== THE EXERCISE ==
Output the entries word for word. Omit images.

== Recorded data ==

──────────────────────────────

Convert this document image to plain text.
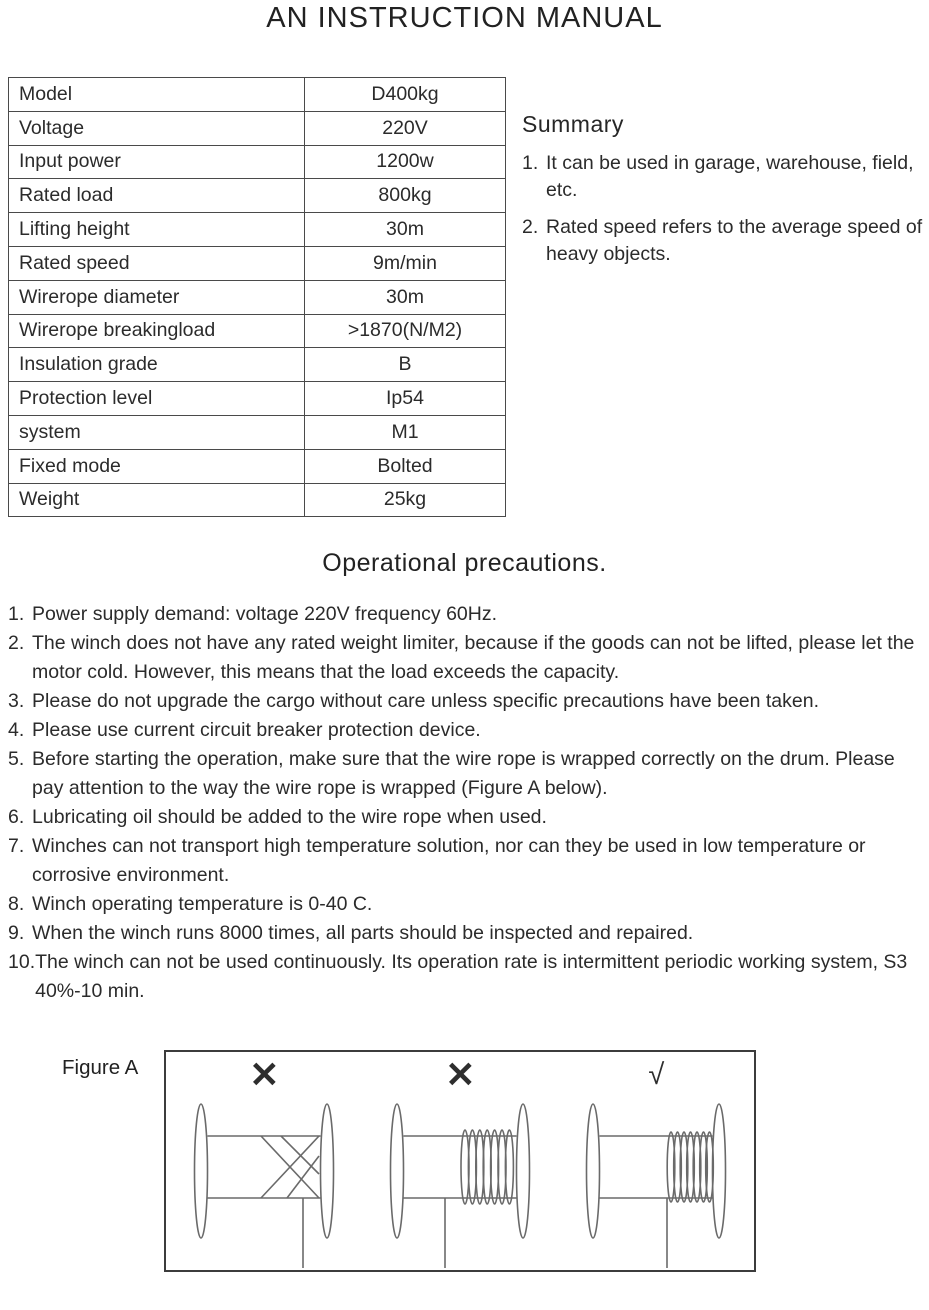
AN INSTRUCTION MANUAL
Model	D400kg
Voltage	220V
Input power	1200w
Rated load	800kg
Lifting height	30m
Rated speed	9m/min
Wirerope diameter	30m
Wirerope breakingload	>1870(N/M2)
Insulation grade	B
Protection level	Ip54
system	M1
Fixed mode	Bolted
Weight	25kg
Summary
1. It can be used in garage, warehouse, field, etc.
2. Rated speed refers to the average speed of heavy objects.
Operational precautions.
1. Power supply demand: voltage 220V frequency 60Hz.
2. The winch does not have any rated weight limiter, because if the goods can not be lifted, please let the motor cold. However, this means that the load exceeds the capacity.
3. Please do not upgrade the cargo without care unless specific precautions have been taken.
4. Please use current circuit breaker protection device.
5. Before starting the operation, make sure that the wire rope is wrapped correctly on the drum. Please pay attention to the way the wire rope is wrapped (Figure A below).
6. Lubricating oil should be added to the wire rope when used.
7. Winches can not transport high temperature solution, nor can they be used in low temperature or corrosive environment.
8. Winch operating temperature is 0-40 C.
9. When the winch runs 8000 times, all parts should be inspected and repaired.
10. The winch can not be used continuously. Its operation rate is intermittent periodic working system, S3 40%-10 min.
Figure A	✕	✕	√
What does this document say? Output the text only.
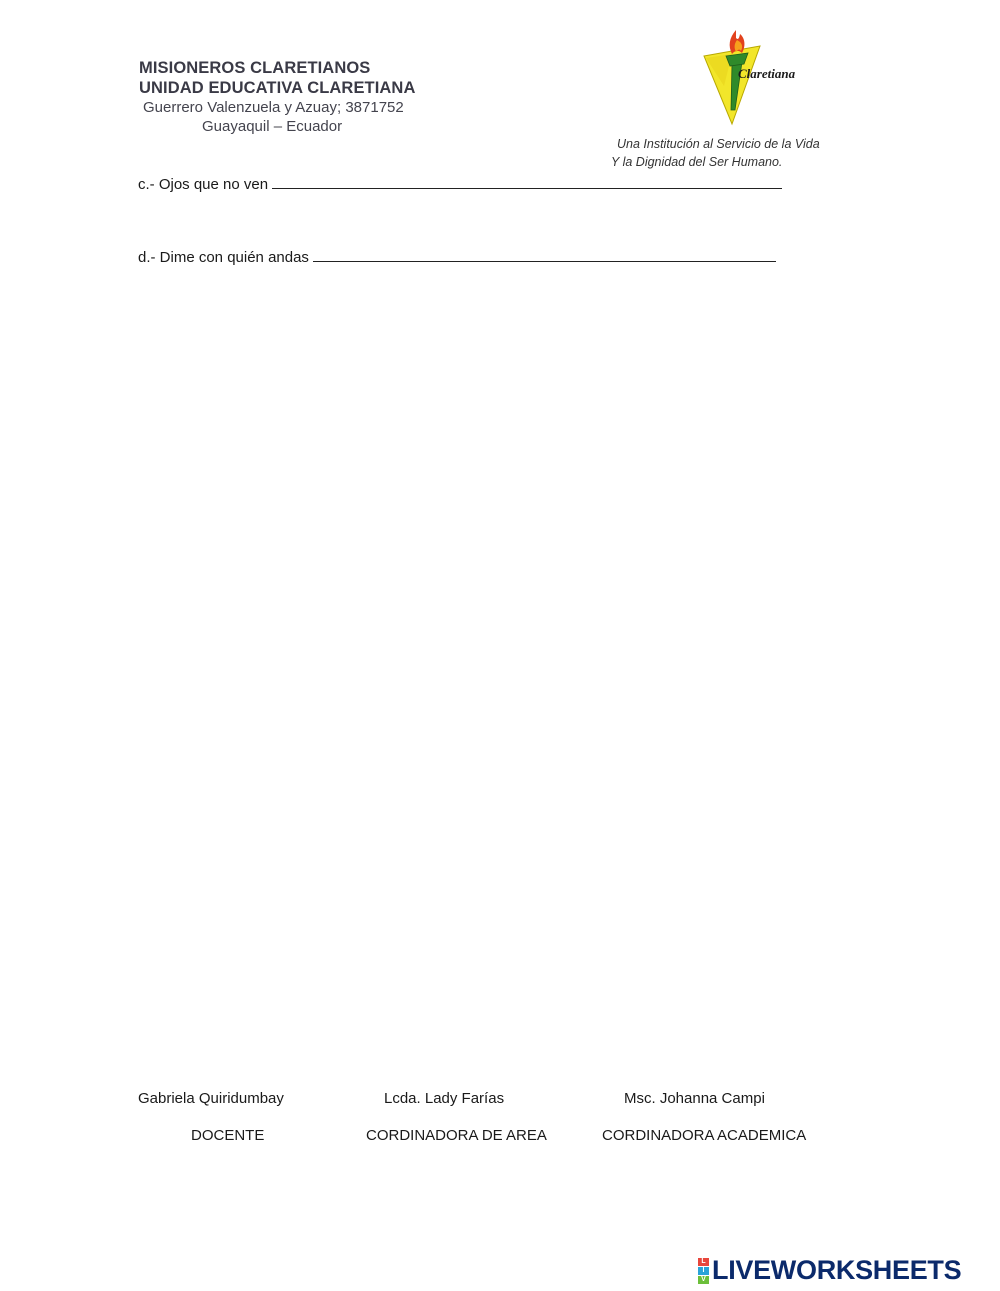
MISIONEROS CLARETIANOS
UNIDAD EDUCATIVA CLARETIANA
Guerrero Valenzuela y Azuay; 3871752
Guayaquil – Ecuador
Claretiana
Una Institución al Servicio de la Vida
Y la Dignidad del Ser Humano.
c.- Ojos que no ven
d.- Dime con quién andas
Gabriela Quiridumbay	Lcda. Lady Farías	Msc. Johanna Campi
DOCENTE	CORDINADORA DE AREA	CORDINADORA ACADEMICA
L
I
V LIVEWORKSHEETS
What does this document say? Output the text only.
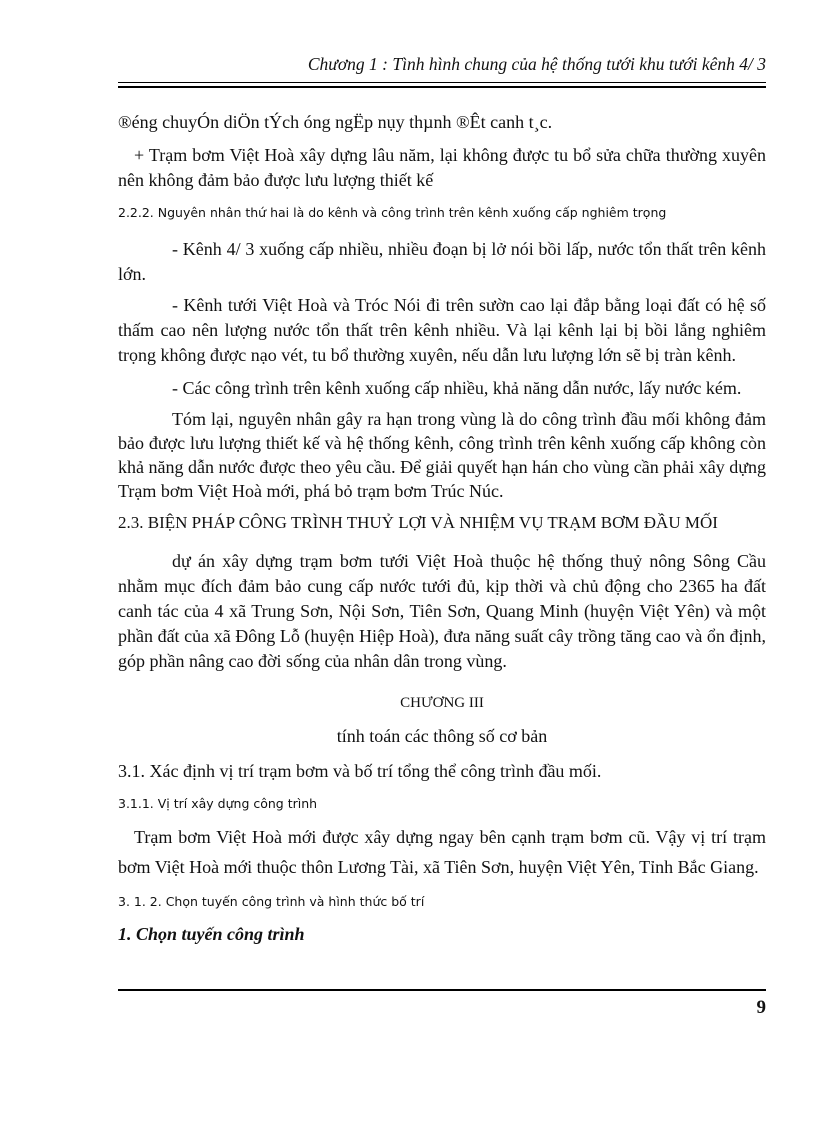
Chương 1 : Tình hình chung của hệ thống tưới khu tưới kênh 4/ 3

®éng chuyÓn diÖn tÝch óng ngËp nụy thµnh ®Êt canh t¸c.

+ Trạm bơm Việt Hoà xây dựng lâu năm, lại không được tu bổ sửa chữa thường xuyên nên không đảm bảo được lưu lượng thiết kế

2.2.2. Nguyên nhân thứ hai là do kênh và công trình trên kênh xuống cấp nghiêm trọng

- Kênh 4/ 3 xuống cấp nhiều, nhiều đoạn bị lở nói bồi lấp, nước tổn thất trên kênh lớn.

- Kênh tưới Việt Hoà và Tróc Nói đi trên sườn cao lại đắp bằng loại đất có hệ số thấm cao nên lượng nước tổn thất trên kênh nhiều. Và lại kênh lại bị bồi lắng nghiêm trọng không được nạo vét, tu bổ thường xuyên, nếu dẫn lưu lượng lớn sẽ bị tràn kênh.

- Các công trình trên kênh xuống cấp nhiều, khả năng dẫn nước, lấy nước kém.

Tóm lại, nguyên nhân gây ra hạn trong vùng là do công trình đầu mối không đảm bảo được lưu lượng thiết kế và hệ thống kênh, công trình trên kênh xuống cấp không còn khả năng dẫn nước được theo yêu cầu. Để giải quyết hạn hán cho vùng cần phải xây dựng Trạm bơm Việt Hoà mới, phá bỏ trạm bơm Trúc Núc.

2.3. BIỆN PHÁP CÔNG TRÌNH THUỶ LỢI VÀ NHIỆM VỤ TRẠM BƠM ĐẦU MỐI

dự án xây dựng trạm bơm tưới Việt Hoà thuộc hệ thống thuỷ nông Sông Cầu nhằm mục đích đảm bảo cung cấp nước tưới đủ, kịp thời và chủ động cho 2365 ha đất canh tác của 4 xã Trung Sơn, Nội Sơn, Tiên Sơn, Quang Minh (huyện Việt Yên) và một phần đất của xã Đông Lỗ (huyện Hiệp Hoà), đưa năng suất cây trồng tăng cao và ổn định, góp phần nâng cao đời sống của nhân dân trong vùng.

CHƯƠNG III

tính toán các thông số cơ bản

3.1. Xác định vị trí trạm bơm và bố trí tổng thể công trình đầu mối.

3.1.1. Vị trí xây dựng công trình

Trạm bơm Việt Hoà mới được xây dựng ngay bên cạnh trạm bơm cũ. Vậy vị trí trạm bơm Việt Hoà mới thuộc thôn Lương Tài, xã Tiên Sơn, huyện Việt Yên, Tỉnh Bắc Giang.

3. 1. 2. Chọn tuyến công trình và hình thức bố trí

1. Chọn tuyến công trình

9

──────────────────────────────

== EXERCISE OUTPUT ==
Convert this document image to plain text.
AN INSTRUCTION MANUAL
Model	D400kg
Voltage	220V
Input power	1200w
Rated load	800kg
Lifting height	30m
Rated speed	9m/min
Wirerope diameter	30m
Wirerope breakingload	>1870(N/M2)
Insulation grade	B
Protection level	Ip54
system	M1
Fixed mode	Bolted
Weight	25kg
Summary
1. It can be used in garage, warehouse, field, etc.
2. Rated speed refers to the average speed of heavy objects.
Operational precautions.
1. Power supply demand: voltage 220V frequency 60Hz.
2. The winch does not have any rated weight limiter, because if the goods can not be lifted, please let the motor cold. However, this means that the load exceeds the capacity.
3. Please do not upgrade the cargo without care unless specific precautions have been taken.
4. Please use current circuit breaker protection device.
5. Before starting the operation, make sure that the wire rope is wrapped correctly on the drum. Please pay attention to the way the wire rope is wrapped (Figure A below).
6. Lubricating oil should be added to the wire rope when used.
7. Winches can not transport high temperature solution, nor can they be used in low temperature or corrosive environment.
8. Winch operating temperature is 0-40 C.
9. When the winch runs 8000 times, all parts should be inspected and repaired.
10. The winch can not be used continuously. Its operation rate is intermittent periodic working system, S3 40%-10 min.
Figure A	✕	✕	√
What does this document say? Output the text only.
MISIONEROS CLARETIANOS
UNIDAD EDUCATIVA CLARETIANA
Guerrero Valenzuela y Azuay; 3871752
Guayaquil – Ecuador
Claretiana
Una Institución al Servicio de la Vida
Y la Dignidad del Ser Humano.
c.- Ojos que no ven
d.- Dime con quién andas
Gabriela Quiridumbay	Lcda. Lady Farías	Msc. Johanna Campi
DOCENTE	CORDINADORA DE AREA	CORDINADORA ACADEMICA
L
I
V LIVEWORKSHEETS
What does this document say? Output the text only.
Chương 1 : Tình hình chung của hệ thống tưới khu tưới kênh 4/ 3

®éng chuyÓn diÖn tÝch óng ngËp nụy thµnh ®Êt canh t¸c.

+ Trạm bơm Việt Hoà xây dựng lâu năm, lại không được tu bổ sửa chữa thường xuyên nên không đảm bảo được lưu lượng thiết kế

2.2.2. Nguyên nhân thứ hai là do kênh và công trình trên kênh xuống cấp nghiêm trọng

- Kênh 4/ 3 xuống cấp nhiều, nhiều đoạn bị lở nói bồi lấp, nước tổn thất trên kênh lớn.

- Kênh tưới Việt Hoà và Tróc Nói đi trên sườn cao lại đắp bằng loại đất có hệ số thấm cao nên lượng nước tổn thất trên kênh nhiều. Và lại kênh lại bị bồi lắng nghiêm trọng không được nạo vét, tu bổ thường xuyên, nếu dẫn lưu lượng lớn sẽ bị tràn kênh.

- Các công trình trên kênh xuống cấp nhiều, khả năng dẫn nước, lấy nước kém.

Tóm lại, nguyên nhân gây ra hạn trong vùng là do công trình đầu mối không đảm bảo được lưu lượng thiết kế và hệ thống kênh, công trình trên kênh xuống cấp không còn khả năng dẫn nước được theo yêu cầu. Để giải quyết hạn hán cho vùng cần phải xây dựng Trạm bơm Việt Hoà mới, phá bỏ trạm bơm Trúc Núc.

2.3. BIỆN PHÁP CÔNG TRÌNH THUỶ LỢI VÀ NHIỆM VỤ TRẠM BƠM ĐẦU MỐI

dự án xây dựng trạm bơm tưới Việt Hoà thuộc hệ thống thuỷ nông Sông Cầu nhằm mục đích đảm bảo cung cấp nước tưới đủ, kịp thời và chủ động cho 2365 ha đất canh tác của 4 xã Trung Sơn, Nội Sơn, Tiên Sơn, Quang Minh (huyện Việt Yên) và một phần đất của xã Đông Lỗ (huyện Hiệp Hoà), đưa năng suất cây trồng tăng cao và ổn định, góp phần nâng cao đời sống của nhân dân trong vùng.

CHƯƠNG III

tính toán các thông số cơ bản

3.1. Xác định vị trí trạm bơm và bố trí tổng thể công trình đầu mối.

3.1.1. Vị trí xây dựng công trình

Trạm bơm Việt Hoà mới được xây dựng ngay bên cạnh trạm bơm cũ. Vậy vị trí trạm bơm Việt Hoà mới thuộc thôn Lương Tài, xã Tiên Sơn, huyện Việt Yên, Tỉnh Bắc Giang.

3. 1. 2. Chọn tuyến công trình và hình thức bố trí

1. Chọn tuyến công trình

9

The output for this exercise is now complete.